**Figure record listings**
● ● ●

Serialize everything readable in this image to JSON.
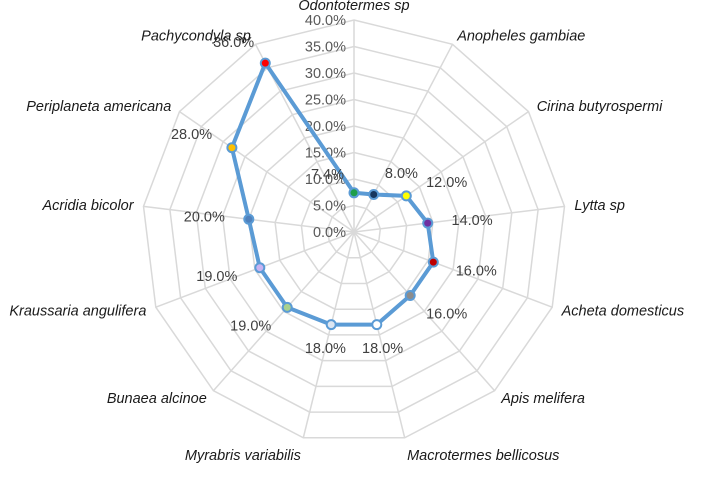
{
  "chart_data": {
    "type": "radar",
    "title": "",
    "categories": [
      "Odontotermes sp",
      "Anopheles gambiae",
      "Cirina butyrospermi",
      "Lytta sp",
      "Acheta domesticus",
      "Apis melifera",
      "Macrotermes bellicosus",
      "Myrabris variabilis",
      "Bunaea alcinoe",
      "Kraussaria angulifera",
      "Acridia bicolor",
      "Periplaneta americana",
      "Pachycondyla sp"
    ],
    "series": [
      {
        "values": [
          7.4,
          8.0,
          12.0,
          14.0,
          16.0,
          16.0,
          18.0,
          18.0,
          19.0,
          19.0,
          20.0,
          28.0,
          36.0
        ],
        "labels": [
          "7.4%",
          "8.0%",
          "12.0%",
          "14.0%",
          "16.0%",
          "16.0%",
          "18.0%",
          "18.0%",
          "19.0%",
          "19.0%",
          "20.0%",
          "28.0%",
          "36.0%"
        ],
        "line_color": "#5b9bd5",
        "marker_colors": [
          "#1e9e4a",
          "#17375e",
          "#ffff00",
          "#7030a0",
          "#c00000",
          "#8c8c8c",
          "#ffffff",
          "#dce6f2",
          "#a9d18e",
          "#c9b3f2",
          "#4f81bd",
          "#ffc000",
          "#ff0000"
        ]
      }
    ],
    "rlim": [
      0,
      40
    ],
    "ticks": [
      0,
      5,
      10,
      15,
      20,
      25,
      30,
      35,
      40
    ],
    "tick_labels": [
      "0.0%",
      "5.0%",
      "10.0%",
      "15.0%",
      "20.0%",
      "25.0%",
      "30.0%",
      "35.0%",
      "40.0%"
    ],
    "grid": true,
    "legend": "none",
    "grid_color": "#d9d9d9"
  }
}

● ● ●

**YOUR OBJECTIVE**
Quote each line of the listing exactly, but leave the pictures out.

**EXPECTED OUTPUT**
Serialize everything readable in this image to JSON.
{
  "chart_data": {
    "type": "radar",
    "title": "",
    "categories": [
      "Odontotermes sp",
      "Anopheles gambiae",
      "Cirina butyrospermi",
      "Lytta sp",
      "Acheta domesticus",
      "Apis melifera",
      "Macrotermes bellicosus",
      "Myrabris variabilis",
      "Bunaea alcinoe",
      "Kraussaria angulifera",
      "Acridia bicolor",
      "Periplaneta americana",
      "Pachycondyla sp"
    ],
    "series": [
      {
        "values": [
          7.4,
          8.0,
          12.0,
          14.0,
          16.0,
          16.0,
          18.0,
          18.0,
          19.0,
          19.0,
          20.0,
          28.0,
          36.0
        ],
        "labels": [
          "7.4%",
          "8.0%",
          "12.0%",
          "14.0%",
          "16.0%",
          "16.0%",
          "18.0%",
          "18.0%",
          "19.0%",
          "19.0%",
          "20.0%",
          "28.0%",
          "36.0%"
        ],
        "line_color": "#5b9bd5",
        "marker_colors": [
          "#1e9e4a",
          "#17375e",
          "#ffff00",
          "#7030a0",
          "#c00000",
          "#8c8c8c",
          "#ffffff",
          "#dce6f2",
          "#a9d18e",
          "#c9b3f2",
          "#4f81bd",
          "#ffc000",
          "#ff0000"
        ]
      }
    ],
    "rlim": [
      0,
      40
    ],
    "ticks": [
      0,
      5,
      10,
      15,
      20,
      25,
      30,
      35,
      40
    ],
    "tick_labels": [
      "0.0%",
      "5.0%",
      "10.0%",
      "15.0%",
      "20.0%",
      "25.0%",
      "30.0%",
      "35.0%",
      "40.0%"
    ],
    "grid": true,
    "legend": "none",
    "grid_color": "#d9d9d9"
  }
}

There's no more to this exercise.